--- BEGIN RECORDS FOR THIS EXERCISE ---

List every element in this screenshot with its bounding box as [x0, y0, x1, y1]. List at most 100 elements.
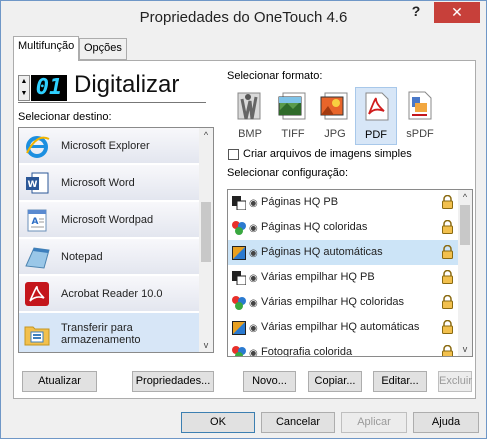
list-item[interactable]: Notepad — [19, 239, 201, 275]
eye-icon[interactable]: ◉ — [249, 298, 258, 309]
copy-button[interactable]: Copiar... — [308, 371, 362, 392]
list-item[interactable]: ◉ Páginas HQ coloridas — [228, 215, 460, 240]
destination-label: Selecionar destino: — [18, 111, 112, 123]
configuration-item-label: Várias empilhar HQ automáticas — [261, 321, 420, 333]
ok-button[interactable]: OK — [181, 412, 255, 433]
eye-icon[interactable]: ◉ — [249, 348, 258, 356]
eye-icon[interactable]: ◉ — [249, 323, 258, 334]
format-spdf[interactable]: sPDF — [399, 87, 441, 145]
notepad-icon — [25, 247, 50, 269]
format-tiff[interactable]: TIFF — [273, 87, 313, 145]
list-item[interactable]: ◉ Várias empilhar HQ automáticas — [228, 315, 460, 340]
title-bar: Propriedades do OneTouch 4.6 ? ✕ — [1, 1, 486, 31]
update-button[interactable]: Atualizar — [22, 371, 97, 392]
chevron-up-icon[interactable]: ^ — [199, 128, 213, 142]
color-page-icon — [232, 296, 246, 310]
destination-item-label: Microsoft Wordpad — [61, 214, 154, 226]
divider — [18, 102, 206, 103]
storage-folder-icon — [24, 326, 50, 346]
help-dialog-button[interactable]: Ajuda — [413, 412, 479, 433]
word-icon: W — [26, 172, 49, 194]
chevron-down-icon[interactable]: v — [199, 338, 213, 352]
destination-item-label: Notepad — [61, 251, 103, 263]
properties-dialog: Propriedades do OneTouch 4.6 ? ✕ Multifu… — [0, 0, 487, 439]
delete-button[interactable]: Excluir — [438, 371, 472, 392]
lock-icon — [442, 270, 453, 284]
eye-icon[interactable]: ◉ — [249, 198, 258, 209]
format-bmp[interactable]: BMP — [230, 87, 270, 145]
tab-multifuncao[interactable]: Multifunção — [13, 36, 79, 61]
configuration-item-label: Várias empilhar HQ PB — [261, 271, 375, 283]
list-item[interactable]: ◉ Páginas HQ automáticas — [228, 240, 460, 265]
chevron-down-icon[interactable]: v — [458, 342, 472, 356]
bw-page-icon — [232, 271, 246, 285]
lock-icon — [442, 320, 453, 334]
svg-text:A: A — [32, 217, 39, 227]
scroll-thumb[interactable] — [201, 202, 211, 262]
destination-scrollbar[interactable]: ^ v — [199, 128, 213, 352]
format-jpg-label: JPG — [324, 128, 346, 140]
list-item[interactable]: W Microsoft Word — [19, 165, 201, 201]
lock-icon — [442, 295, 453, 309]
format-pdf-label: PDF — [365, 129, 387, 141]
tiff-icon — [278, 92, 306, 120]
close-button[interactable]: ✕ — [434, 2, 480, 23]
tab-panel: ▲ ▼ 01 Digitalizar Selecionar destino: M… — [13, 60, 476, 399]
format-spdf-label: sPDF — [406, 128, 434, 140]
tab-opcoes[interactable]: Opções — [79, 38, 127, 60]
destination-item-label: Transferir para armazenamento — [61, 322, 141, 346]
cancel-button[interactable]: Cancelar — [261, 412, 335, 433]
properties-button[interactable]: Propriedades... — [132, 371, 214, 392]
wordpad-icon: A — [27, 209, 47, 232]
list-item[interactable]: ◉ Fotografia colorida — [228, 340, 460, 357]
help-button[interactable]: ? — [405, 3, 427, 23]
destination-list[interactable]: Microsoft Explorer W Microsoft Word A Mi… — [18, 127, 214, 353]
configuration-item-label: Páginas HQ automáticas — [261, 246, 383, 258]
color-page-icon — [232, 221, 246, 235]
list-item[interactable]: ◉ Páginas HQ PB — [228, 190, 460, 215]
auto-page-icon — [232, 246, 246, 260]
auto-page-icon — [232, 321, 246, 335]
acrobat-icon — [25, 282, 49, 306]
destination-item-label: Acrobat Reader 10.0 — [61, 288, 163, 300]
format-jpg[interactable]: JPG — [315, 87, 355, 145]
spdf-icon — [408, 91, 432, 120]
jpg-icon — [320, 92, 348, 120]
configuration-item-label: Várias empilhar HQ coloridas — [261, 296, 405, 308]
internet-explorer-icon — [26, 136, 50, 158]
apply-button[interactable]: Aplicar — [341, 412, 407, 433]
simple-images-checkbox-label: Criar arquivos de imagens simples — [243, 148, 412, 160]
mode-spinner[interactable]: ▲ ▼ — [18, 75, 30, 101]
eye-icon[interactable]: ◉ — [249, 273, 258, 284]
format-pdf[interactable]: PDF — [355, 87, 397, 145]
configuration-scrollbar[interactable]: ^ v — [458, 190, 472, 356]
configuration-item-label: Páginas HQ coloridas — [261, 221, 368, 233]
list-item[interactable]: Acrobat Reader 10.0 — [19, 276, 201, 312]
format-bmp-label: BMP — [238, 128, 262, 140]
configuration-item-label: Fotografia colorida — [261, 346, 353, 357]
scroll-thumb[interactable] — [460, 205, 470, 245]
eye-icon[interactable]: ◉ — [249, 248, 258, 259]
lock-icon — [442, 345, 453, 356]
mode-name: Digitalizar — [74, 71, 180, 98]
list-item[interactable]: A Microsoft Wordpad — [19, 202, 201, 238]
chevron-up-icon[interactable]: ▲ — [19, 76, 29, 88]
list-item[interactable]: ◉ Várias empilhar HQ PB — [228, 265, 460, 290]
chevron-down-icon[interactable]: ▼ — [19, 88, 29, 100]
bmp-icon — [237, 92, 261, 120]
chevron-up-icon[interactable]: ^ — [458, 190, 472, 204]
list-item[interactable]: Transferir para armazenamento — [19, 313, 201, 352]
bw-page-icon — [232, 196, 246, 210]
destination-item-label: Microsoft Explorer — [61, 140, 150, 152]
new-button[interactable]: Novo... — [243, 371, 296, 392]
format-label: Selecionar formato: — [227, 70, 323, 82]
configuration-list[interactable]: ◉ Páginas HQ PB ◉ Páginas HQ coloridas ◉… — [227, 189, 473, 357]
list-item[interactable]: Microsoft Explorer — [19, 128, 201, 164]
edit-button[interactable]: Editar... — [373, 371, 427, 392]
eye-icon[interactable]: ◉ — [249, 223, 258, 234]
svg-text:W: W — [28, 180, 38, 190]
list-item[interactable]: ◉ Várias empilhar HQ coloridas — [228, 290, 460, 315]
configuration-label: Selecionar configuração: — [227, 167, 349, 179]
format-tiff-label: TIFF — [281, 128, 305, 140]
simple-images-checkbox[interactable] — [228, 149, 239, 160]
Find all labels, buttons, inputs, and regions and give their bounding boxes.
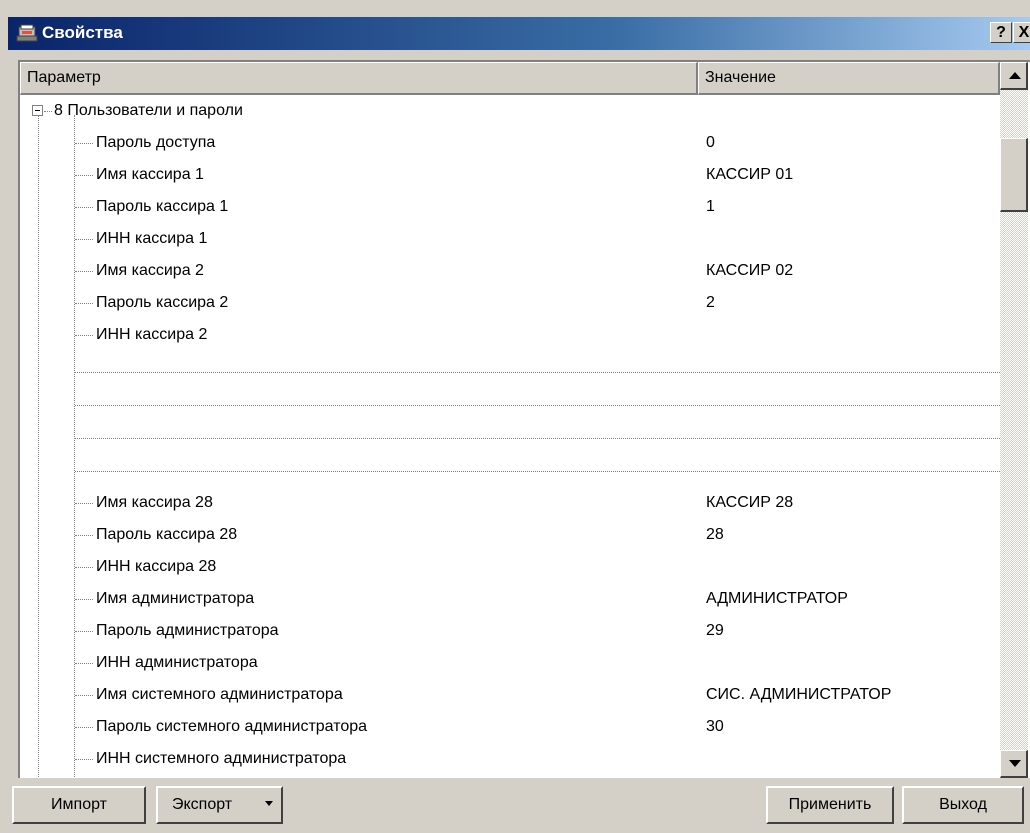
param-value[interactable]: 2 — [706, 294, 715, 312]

--- END RECORDS FOR THIS EXERCISE ---

# WORK TO BE COMPLETED:
Copy out every line of the items above word for word, but leave the pictures out of your answer.

# RESULT OF THE EXERCISE:
List every element in this screenshot with its bounding box as [x0, y0, x1, y1]. List at most 100 elements.
list-item[interactable]: Notepad — [19, 239, 201, 275]
eye-icon[interactable]: ◉ — [249, 298, 258, 309]
copy-button[interactable]: Copiar... — [308, 371, 362, 392]
list-item[interactable]: ◉ Páginas HQ coloridas — [228, 215, 460, 240]
destination-label: Selecionar destino: — [18, 111, 112, 123]
configuration-item-label: Várias empilhar HQ automáticas — [261, 321, 420, 333]
ok-button[interactable]: OK — [181, 412, 255, 433]
eye-icon[interactable]: ◉ — [249, 348, 258, 356]
eye-icon[interactable]: ◉ — [249, 323, 258, 334]
format-spdf[interactable]: sPDF — [399, 87, 441, 145]
notepad-icon — [25, 247, 50, 269]
format-tiff[interactable]: TIFF — [273, 87, 313, 145]
list-item[interactable]: ◉ Várias empilhar HQ automáticas — [228, 315, 460, 340]
title-bar: Propriedades do OneTouch 4.6 ? ✕ — [1, 1, 486, 31]
update-button[interactable]: Atualizar — [22, 371, 97, 392]
chevron-up-icon[interactable]: ^ — [199, 128, 213, 142]
color-page-icon — [232, 296, 246, 310]
destination-item-label: Microsoft Wordpad — [61, 214, 154, 226]
divider — [18, 102, 206, 103]
storage-folder-icon — [24, 326, 50, 346]
help-dialog-button[interactable]: Ajuda — [413, 412, 479, 433]
word-icon: W — [26, 172, 49, 194]
chevron-down-icon[interactable]: v — [199, 338, 213, 352]
destination-item-label: Notepad — [61, 251, 103, 263]
properties-dialog: Propriedades do OneTouch 4.6 ? ✕ Multifu… — [0, 0, 487, 439]
delete-button[interactable]: Excluir — [438, 371, 472, 392]
lock-icon — [442, 270, 453, 284]
eye-icon[interactable]: ◉ — [249, 198, 258, 209]
format-bmp[interactable]: BMP — [230, 87, 270, 145]
tab-multifuncao[interactable]: Multifunção — [13, 36, 79, 61]
configuration-item-label: Várias empilhar HQ PB — [261, 271, 375, 283]
list-item[interactable]: ◉ Páginas HQ automáticas — [228, 240, 460, 265]
chevron-down-icon[interactable]: v — [458, 342, 472, 356]
bw-page-icon — [232, 271, 246, 285]
lock-icon — [442, 320, 453, 334]
svg-text:A: A — [32, 217, 39, 227]
scroll-thumb[interactable] — [201, 202, 211, 262]
destination-scrollbar[interactable]: ^ v — [199, 128, 213, 352]
format-jpg-label: JPG — [324, 128, 346, 140]
list-item[interactable]: W Microsoft Word — [19, 165, 201, 201]
lock-icon — [442, 295, 453, 309]
format-pdf-label: PDF — [365, 129, 387, 141]
tiff-icon — [278, 92, 306, 120]
close-button[interactable]: ✕ — [434, 2, 480, 23]
tab-panel: ▲ ▼ 01 Digitalizar Selecionar destino: M… — [13, 60, 476, 399]
format-spdf-label: sPDF — [406, 128, 434, 140]
tab-opcoes[interactable]: Opções — [79, 38, 127, 60]
destination-item-label: Transferir para armazenamento — [61, 322, 141, 346]
cancel-button[interactable]: Cancelar — [261, 412, 335, 433]
properties-button[interactable]: Propriedades... — [132, 371, 214, 392]
wordpad-icon: A — [27, 209, 47, 232]
list-item[interactable]: ◉ Fotografia colorida — [228, 340, 460, 357]
help-button[interactable]: ? — [405, 3, 427, 23]
destination-list[interactable]: Microsoft Explorer W Microsoft Word A Mi… — [18, 127, 214, 353]
configuration-item-label: Páginas HQ automáticas — [261, 246, 383, 258]
color-page-icon — [232, 221, 246, 235]
list-item[interactable]: ◉ Páginas HQ PB — [228, 190, 460, 215]
auto-page-icon — [232, 246, 246, 260]
auto-page-icon — [232, 321, 246, 335]
acrobat-icon — [25, 282, 49, 306]
destination-item-label: Acrobat Reader 10.0 — [61, 288, 163, 300]
format-jpg[interactable]: JPG — [315, 87, 355, 145]
spdf-icon — [408, 91, 432, 120]
jpg-icon — [320, 92, 348, 120]
configuration-item-label: Várias empilhar HQ coloridas — [261, 296, 405, 308]
internet-explorer-icon — [26, 136, 50, 158]
apply-button[interactable]: Aplicar — [341, 412, 407, 433]
simple-images-checkbox-label: Criar arquivos de imagens simples — [243, 148, 412, 160]
mode-spinner[interactable]: ▲ ▼ — [18, 75, 30, 101]
eye-icon[interactable]: ◉ — [249, 273, 258, 284]
format-pdf[interactable]: PDF — [355, 87, 397, 145]
configuration-scrollbar[interactable]: ^ v — [458, 190, 472, 356]
configuration-item-label: Páginas HQ coloridas — [261, 221, 368, 233]
list-item[interactable]: Acrobat Reader 10.0 — [19, 276, 201, 312]
format-bmp-label: BMP — [238, 128, 262, 140]
configuration-item-label: Fotografia colorida — [261, 346, 353, 357]
scroll-thumb[interactable] — [460, 205, 470, 245]
eye-icon[interactable]: ◉ — [249, 248, 258, 259]
lock-icon — [442, 345, 453, 356]
mode-name: Digitalizar — [74, 71, 180, 98]
list-item[interactable]: A Microsoft Wordpad — [19, 202, 201, 238]
chevron-up-icon[interactable]: ▲ — [19, 76, 29, 88]
list-item[interactable]: ◉ Várias empilhar HQ PB — [228, 265, 460, 290]
chevron-down-icon[interactable]: ▼ — [19, 88, 29, 100]
bmp-icon — [237, 92, 261, 120]
chevron-up-icon[interactable]: ^ — [458, 190, 472, 204]
list-item[interactable]: Transferir para armazenamento — [19, 313, 201, 352]
bw-page-icon — [232, 196, 246, 210]
destination-item-label: Microsoft Explorer — [61, 140, 150, 152]
new-button[interactable]: Novo... — [243, 371, 296, 392]
format-label: Selecionar formato: — [227, 70, 323, 82]
configuration-list[interactable]: ◉ Páginas HQ PB ◉ Páginas HQ coloridas ◉… — [227, 189, 473, 357]
list-item[interactable]: Microsoft Explorer — [19, 128, 201, 164]
edit-button[interactable]: Editar... — [373, 371, 427, 392]
eye-icon[interactable]: ◉ — [249, 223, 258, 234]
svg-text:W: W — [28, 180, 38, 190]
list-item[interactable]: ◉ Várias empilhar HQ coloridas — [228, 290, 460, 315]
configuration-label: Selecionar configuração: — [227, 167, 349, 179]
format-tiff-label: TIFF — [281, 128, 305, 140]
simple-images-checkbox[interactable] — [228, 149, 239, 160]
Find all labels, buttons, inputs, and regions and give their bounding boxes.
param-value[interactable]: 2 — [706, 294, 715, 312]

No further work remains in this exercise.